Description of the task:
Leave out every picture, and output exactly the lines from the line containing "Enumerate this screenshot's" through the last line of the data.

Extracted data entries
● ● ●

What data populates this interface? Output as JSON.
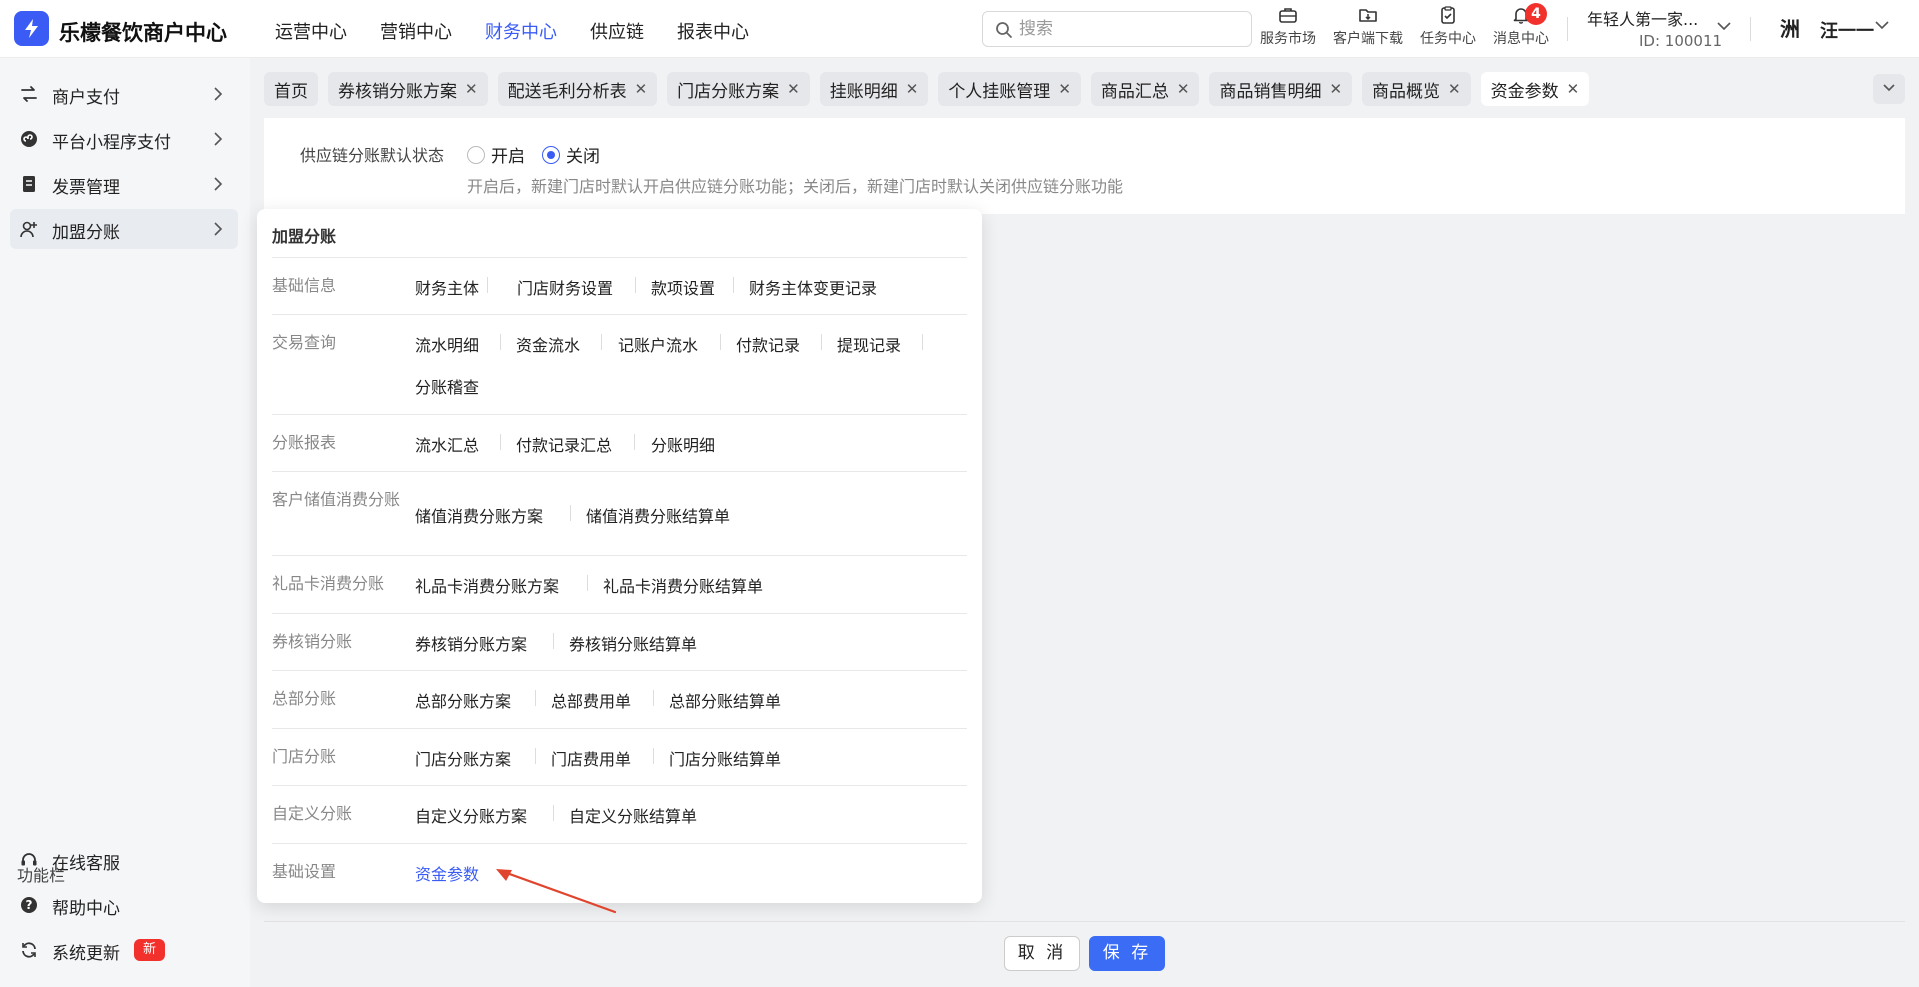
{
  "brand": {
    "name": "乐檬餐饮商户中心",
    "accent": "#3a5cf5"
  },
  "topnav": [
    "运营中心",
    "营销中心",
    "财务中心",
    "供应链",
    "报表中心"
  ],
  "topnav_active_index": 2,
  "search": {
    "placeholder": "搜索"
  },
  "toolbar": {
    "service_market": "服务市场",
    "client_download": "客户端下载",
    "task_center": "任务中心",
    "message_center": "消息中心",
    "message_count": "4"
  },
  "account": {
    "name": "年轻人第一家...",
    "id": "ID: 100011"
  },
  "user": {
    "avatar_text": "洲",
    "name": "汪一一"
  },
  "sidebar": {
    "items": [
      {
        "label": "商户支付",
        "icon": "exchange-icon"
      },
      {
        "label": "平台小程序支付",
        "icon": "mini-program-icon"
      },
      {
        "label": "发票管理",
        "icon": "invoice-icon"
      },
      {
        "label": "加盟分账",
        "icon": "user-add-icon",
        "selected": true
      }
    ],
    "func_title": "功能栏",
    "func_items": [
      {
        "label": "在线客服",
        "icon": "headset-icon"
      },
      {
        "label": "帮助中心",
        "icon": "help-icon"
      },
      {
        "label": "系统更新",
        "icon": "refresh-icon",
        "badge": "新"
      }
    ]
  },
  "tabs": [
    {
      "label": "首页",
      "closable": false
    },
    {
      "label": "券核销分账方案",
      "closable": true
    },
    {
      "label": "配送毛利分析表",
      "closable": true
    },
    {
      "label": "门店分账方案",
      "closable": true
    },
    {
      "label": "挂账明细",
      "closable": true
    },
    {
      "label": "个人挂账管理",
      "closable": true
    },
    {
      "label": "商品汇总",
      "closable": true
    },
    {
      "label": "商品销售明细",
      "closable": true
    },
    {
      "label": "商品概览",
      "closable": true
    },
    {
      "label": "资金参数",
      "closable": true,
      "active": true
    }
  ],
  "setting": {
    "label": "供应链分账默认状态",
    "option_on": "开启",
    "option_off": "关闭",
    "selected": "关闭",
    "hint": "开启后，新建门店时默认开启供应链分账功能；关闭后，新建门店时默认关闭供应链分账功能"
  },
  "buttons": {
    "cancel": "取 消",
    "save": "保 存"
  },
  "panel": {
    "title": "加盟分账",
    "rows": [
      {
        "category": "基础信息",
        "links": [
          "财务主体",
          "门店财务设置",
          "款项设置",
          "财务主体变更记录"
        ]
      },
      {
        "category": "交易查询",
        "links": [
          "流水明细",
          "资金流水",
          "记账户流水",
          "付款记录",
          "提现记录",
          "分账稽查"
        ]
      },
      {
        "category": "分账报表",
        "links": [
          "流水汇总",
          "付款记录汇总",
          "分账明细"
        ]
      },
      {
        "category": "客户储值消费分账",
        "links": [
          "储值消费分账方案",
          "储值消费分账结算单"
        ]
      },
      {
        "category": "礼品卡消费分账",
        "links": [
          "礼品卡消费分账方案",
          "礼品卡消费分账结算单"
        ]
      },
      {
        "category": "券核销分账",
        "links": [
          "券核销分账方案",
          "券核销分账结算单"
        ]
      },
      {
        "category": "总部分账",
        "links": [
          "总部分账方案",
          "总部费用单",
          "总部分账结算单"
        ]
      },
      {
        "category": "门店分账",
        "links": [
          "门店分账方案",
          "门店费用单",
          "门店分账结算单"
        ]
      },
      {
        "category": "自定义分账",
        "links": [
          "自定义分账方案",
          "自定义分账结算单"
        ]
      },
      {
        "category": "基础设置",
        "links": [
          "资金参数"
        ],
        "highlight": "资金参数"
      }
    ]
  },
  "colors": {
    "primary": "#3a5cf5",
    "badge_red": "#f2312c",
    "annotation_arrow": "#e0452e"
  }
}
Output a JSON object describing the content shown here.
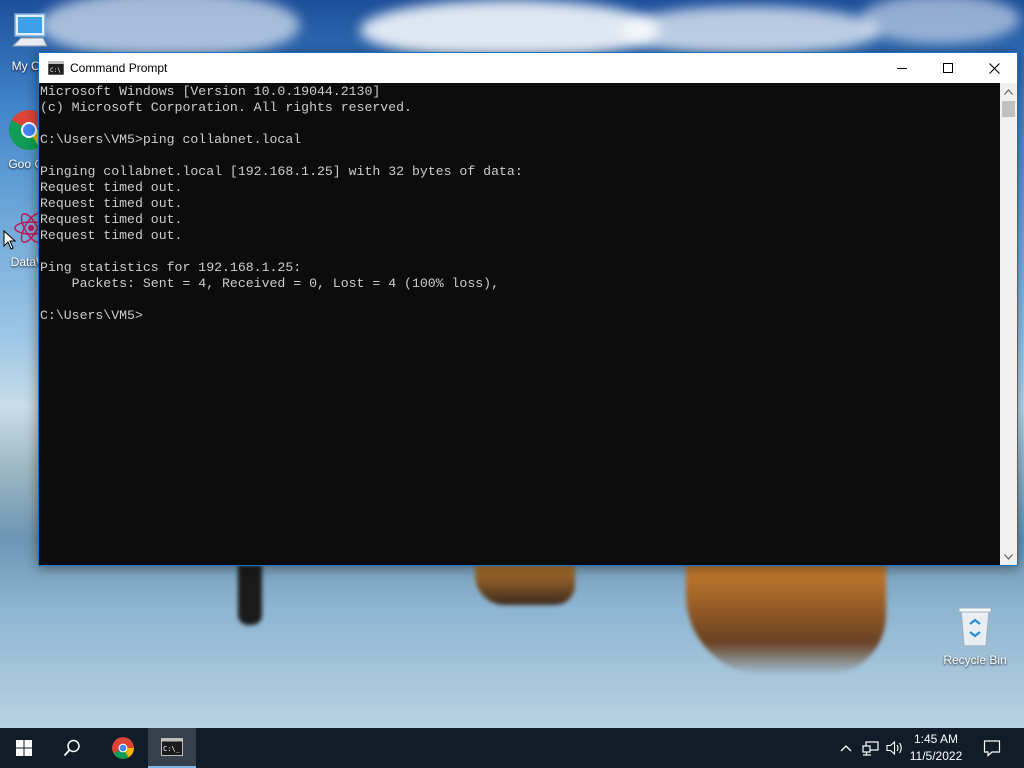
{
  "desktop": {
    "icons": [
      {
        "label": "My Co",
        "icon": "computer-icon"
      },
      {
        "label": "Goo Ch",
        "icon": "chrome-icon"
      },
      {
        "label": "DataW",
        "icon": "datawrapper-app-icon"
      },
      {
        "label": "Recycle Bin",
        "icon": "recycle-bin-icon"
      }
    ]
  },
  "window": {
    "title": "Command Prompt",
    "app_icon": "cmd-icon",
    "controls": {
      "minimize": "minimize-icon",
      "maximize": "maximize-icon",
      "close": "close-icon"
    }
  },
  "console": {
    "lines": [
      "Microsoft Windows [Version 10.0.19044.2130]",
      "(c) Microsoft Corporation. All rights reserved.",
      "",
      "C:\\Users\\VM5>ping collabnet.local",
      "",
      "Pinging collabnet.local [192.168.1.25] with 32 bytes of data:",
      "Request timed out.",
      "Request timed out.",
      "Request timed out.",
      "Request timed out.",
      "",
      "Ping statistics for 192.168.1.25:",
      "    Packets: Sent = 4, Received = 0, Lost = 4 (100% loss),",
      "",
      "C:\\Users\\VM5>"
    ]
  },
  "taskbar": {
    "items": [
      "start-windows-icon",
      "search-icon",
      "chrome-icon",
      "cmd-icon"
    ],
    "tray_icons": [
      "chevron-up-icon",
      "network-icon",
      "volume-icon"
    ],
    "clock": {
      "time": "1:45 AM",
      "date": "11/5/2022"
    },
    "notification_icon": "action-center-icon"
  },
  "colors": {
    "console_bg": "#0c0c0c",
    "console_text": "#cccccc",
    "taskbar_bg": "#101c28",
    "window_border": "#1f6fc0"
  }
}
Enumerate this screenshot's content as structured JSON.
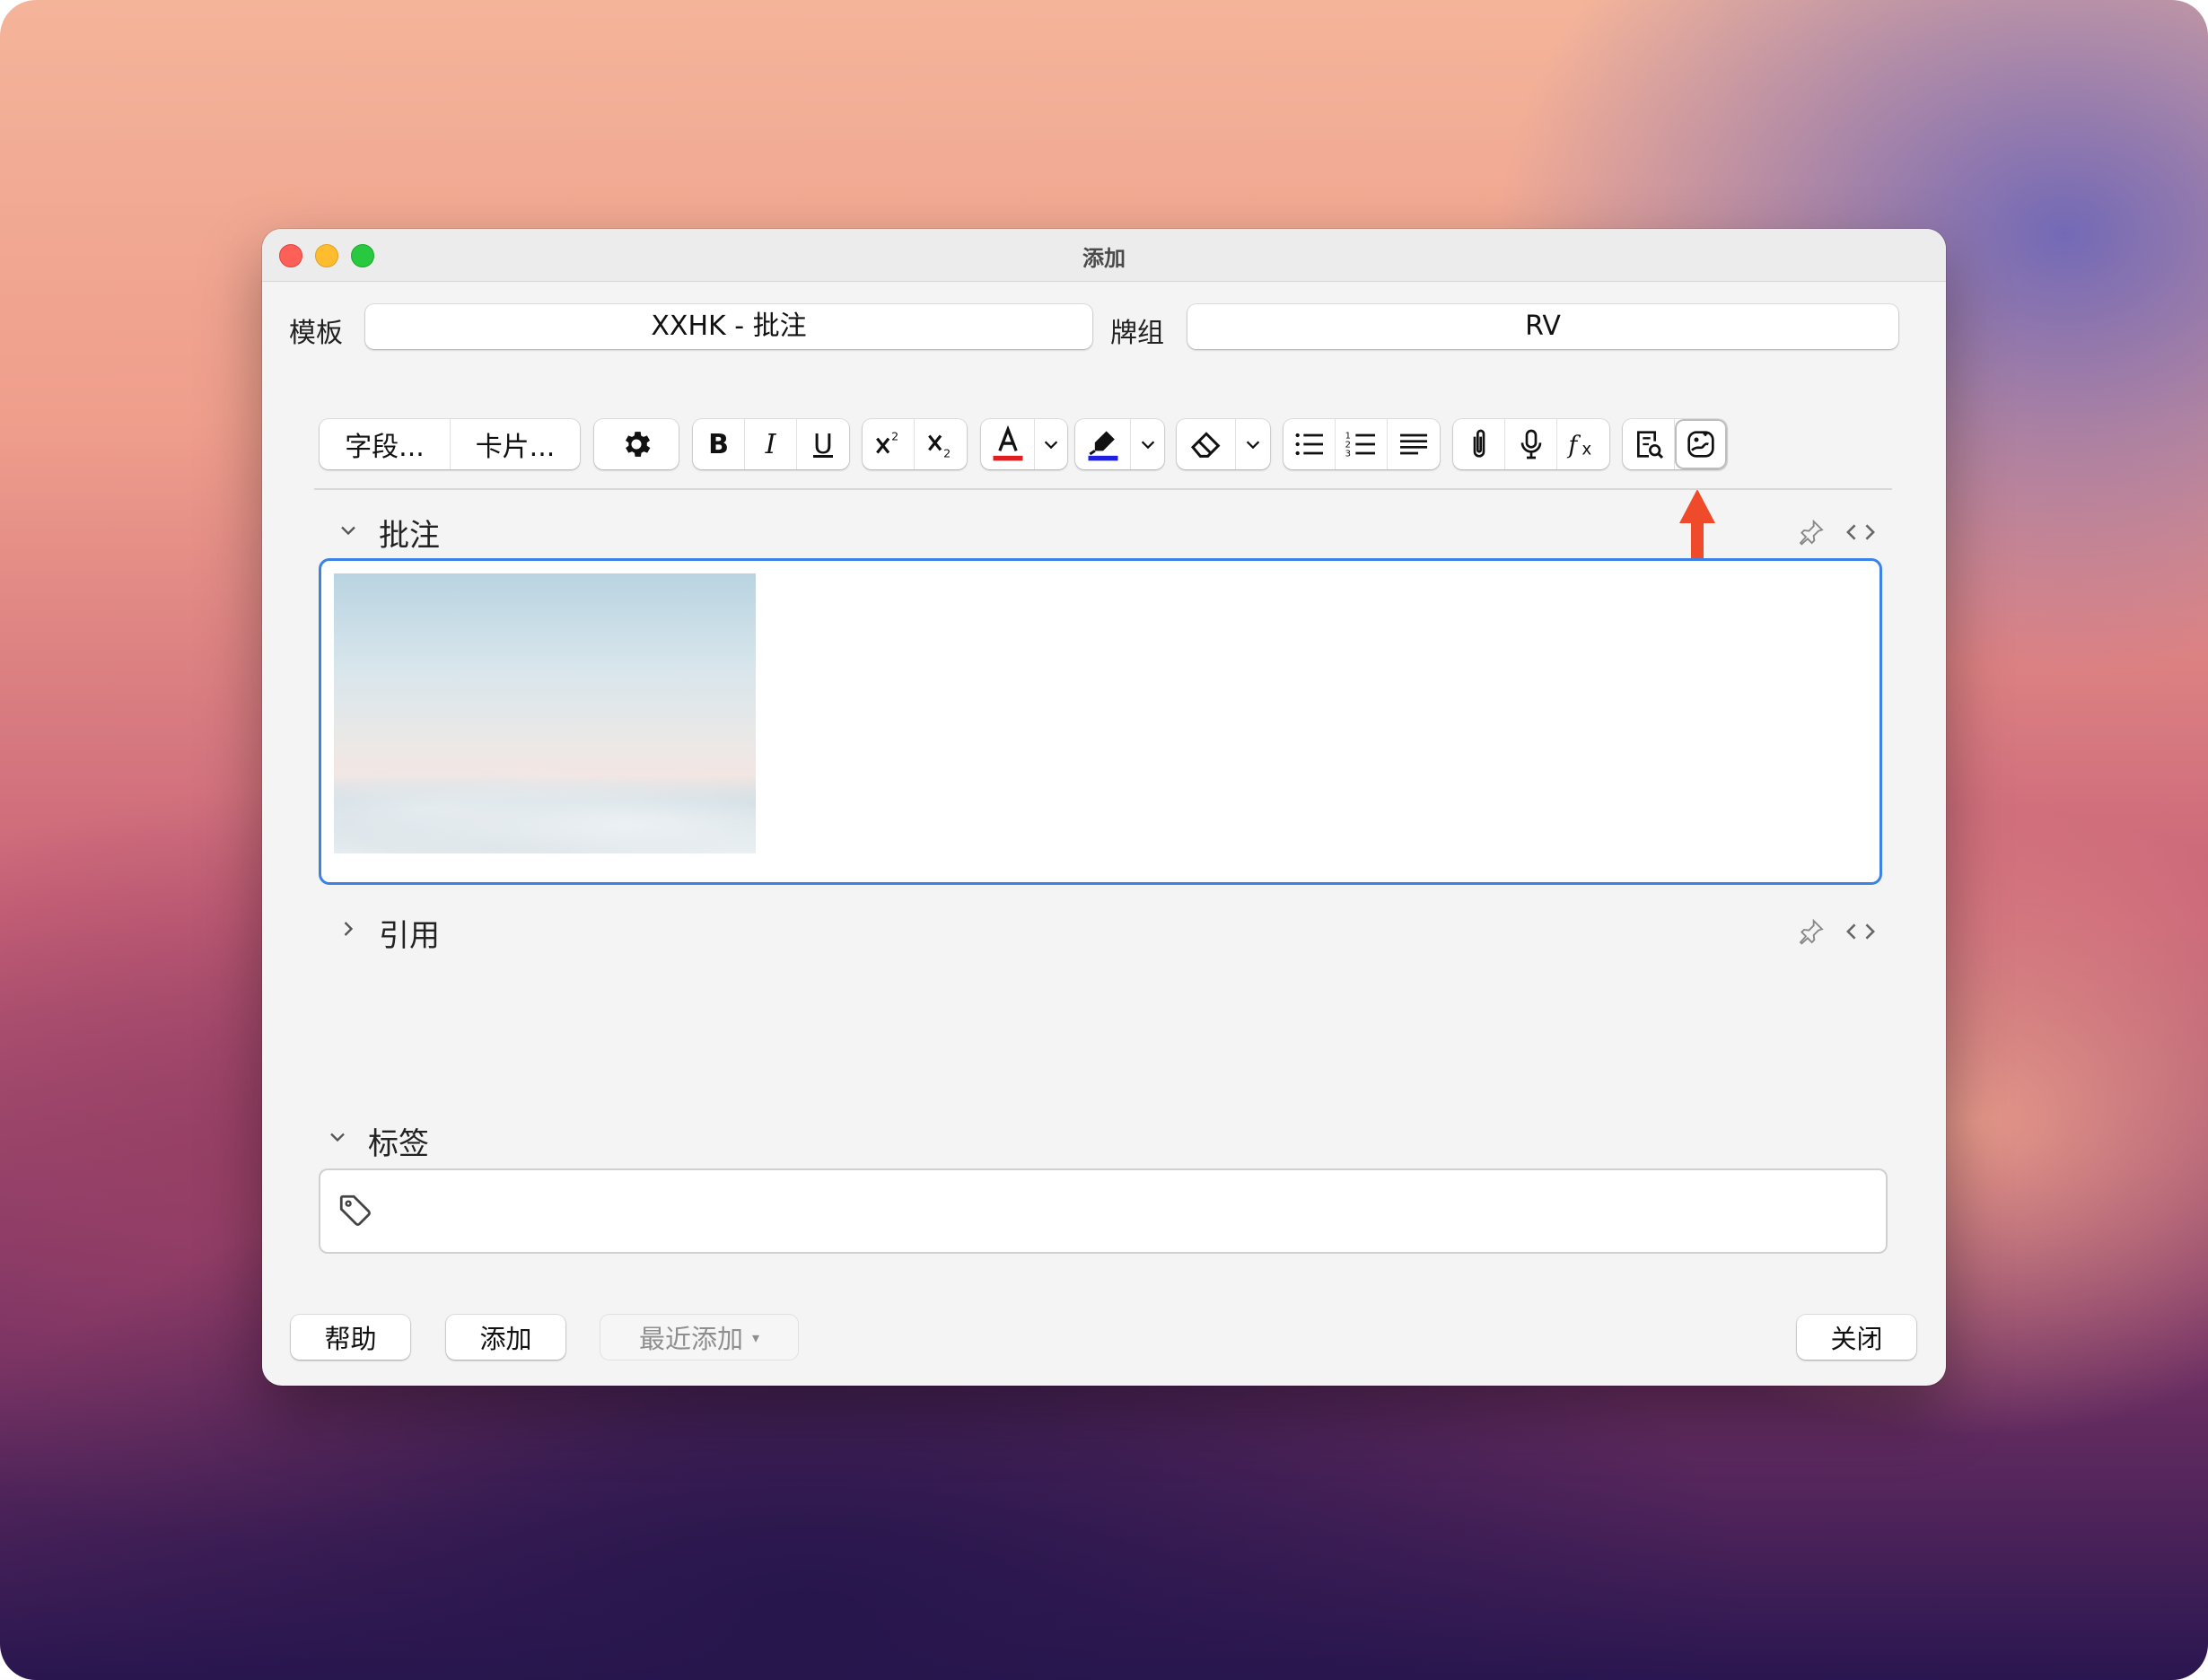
{
  "window": {
    "title": "添加"
  },
  "top_fields": {
    "note_type_label": "模板",
    "note_type_value": "XXHK - 批注",
    "deck_label": "牌组",
    "deck_value": "RV"
  },
  "toolbar": {
    "fields_label": "字段...",
    "cards_label": "卡片...",
    "bold_label": "B",
    "italic_label": "I",
    "underline_label": "U",
    "text_color": "#e02020",
    "highlight_color": "#2020e0"
  },
  "fields": [
    {
      "label": "批注",
      "expanded": true
    },
    {
      "label": "引用",
      "expanded": false
    }
  ],
  "tags": {
    "label": "标签"
  },
  "buttons": {
    "help": "帮助",
    "add": "添加",
    "history": "最近添加",
    "history_caret": "▾",
    "close": "关闭"
  },
  "colors": {
    "accent": "#3b82e6",
    "annotation_arrow": "#ef4b2a"
  }
}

● ● ●

Task result:
Enumerate this screenshot's content as structured JSON.
{
  "window": {
    "title": "添加"
  },
  "top_fields": {
    "note_type_label": "模板",
    "note_type_value": "XXHK - 批注",
    "deck_label": "牌组",
    "deck_value": "RV"
  },
  "toolbar": {
    "fields_label": "字段...",
    "cards_label": "卡片...",
    "bold_label": "B",
    "italic_label": "I",
    "underline_label": "U",
    "text_color": "#e02020",
    "highlight_color": "#2020e0"
  },
  "fields": [
    {
      "label": "批注",
      "expanded": true
    },
    {
      "label": "引用",
      "expanded": false
    }
  ],
  "tags": {
    "label": "标签"
  },
  "buttons": {
    "help": "帮助",
    "add": "添加",
    "history": "最近添加",
    "history_caret": "▾",
    "close": "关闭"
  },
  "colors": {
    "accent": "#3b82e6",
    "annotation_arrow": "#ef4b2a"
  }
}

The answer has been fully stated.